→ Record excerpts
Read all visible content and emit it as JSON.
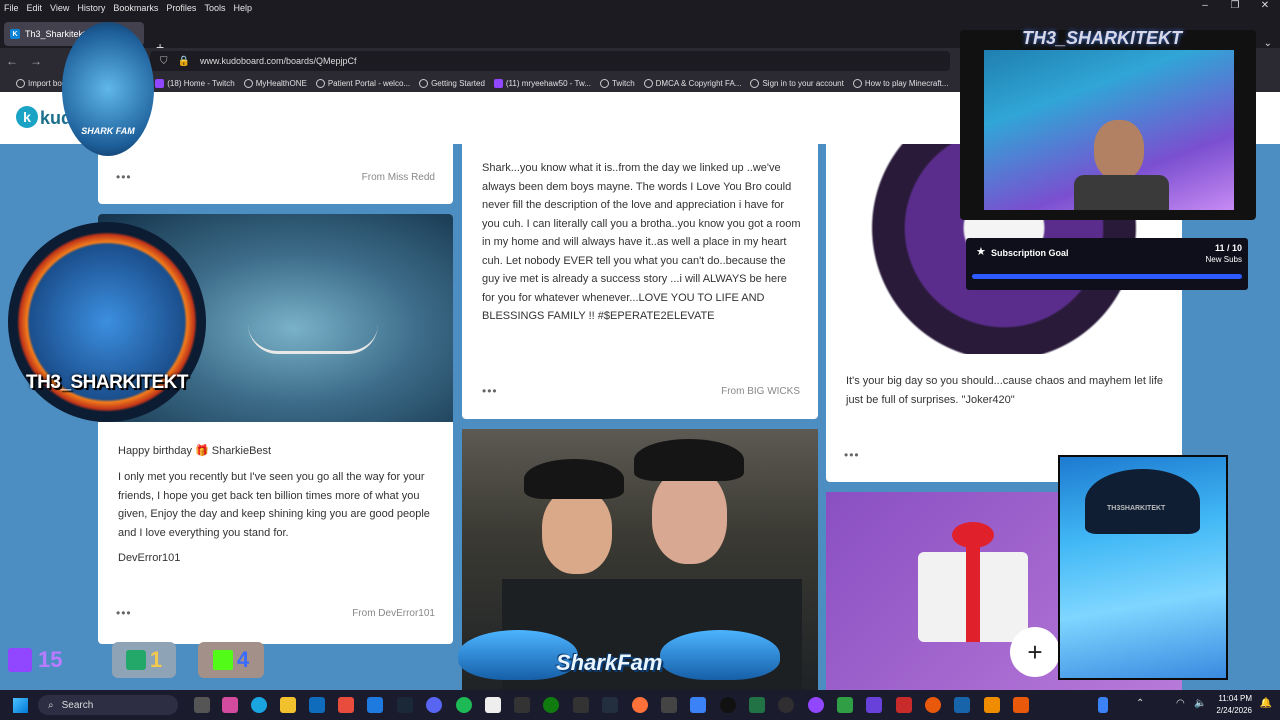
{
  "menu": [
    "File",
    "Edit",
    "View",
    "History",
    "Bookmarks",
    "Profiles",
    "Tools",
    "Help"
  ],
  "tab": {
    "title": "Th3_Sharkitekt"
  },
  "url": "www.kudoboard.com/boards/QMepjpCf",
  "bookmarks": [
    "Import boo",
    "(18) Home - Twitch",
    "MyHealthONE",
    "Patient Portal - welco...",
    "Getting Started",
    "(11) mryeehaw50 - Tw...",
    "Twitch",
    "DMCA & Copyright FA...",
    "Sign in to your account",
    "How to play Minecraft..."
  ],
  "site": {
    "logo_text": "kudo"
  },
  "cards": {
    "card1": {
      "from": "From Miss Redd"
    },
    "card2": {
      "text": "Shark...you know what it is..from the day we linked up ..we've always been dem boys mayne. The words I Love You Bro could never fill the description of the love and appreciation i have for you cuh. I can literally call you a brotha..you know you got a room in my home and will always have it..as well a place in my heart cuh. Let nobody EVER tell you what you can't do..because the guy ive met is already a success story ...i will ALWAYS be here for you for whatever whenever...LOVE YOU TO LIFE AND BLESSINGS FAMILY !! #$EPERATE2ELEVATE",
      "from": "From BIG WICKS"
    },
    "card3": {
      "text": "It's your big day so you should...cause chaos and mayhem let life just be full of surprises. \"Joker420\""
    },
    "card4": {
      "greeting": "Happy birthday 🎁 SharkieBest",
      "text": "I only met you recently but I've seen you go all the way for your friends, I hope you get back ten billion times more of what you given, Enjoy the day and keep shining king you are good people and I love everything you stand for.",
      "signature": "DevError101",
      "from": "From DevError101"
    }
  },
  "overlay": {
    "channel_banner": "TH3_SHARKITEKT",
    "badge_text": "TH3_SHARKITEKT",
    "small_logo": "SHARK FAM",
    "subscription_goal": {
      "label": "Subscription Goal",
      "count": "11 / 10",
      "unit": "New Subs",
      "progress": 1.0
    },
    "sharkfam": "SharkFam",
    "counters": [
      "15",
      "1",
      "4"
    ],
    "cam_hat": "TH3SHARKITEKT"
  },
  "taskbar": {
    "search": "Search",
    "time": "11:04 PM",
    "date": "2/24/2026"
  },
  "colors": {
    "page_bg": "#4d8ec2",
    "accent": "#1ba3c6",
    "twitch": "#9146ff"
  }
}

→ What you should do
Of the lines in the material, how many include "your"? Respond with the number alone.

→ Exercise output
3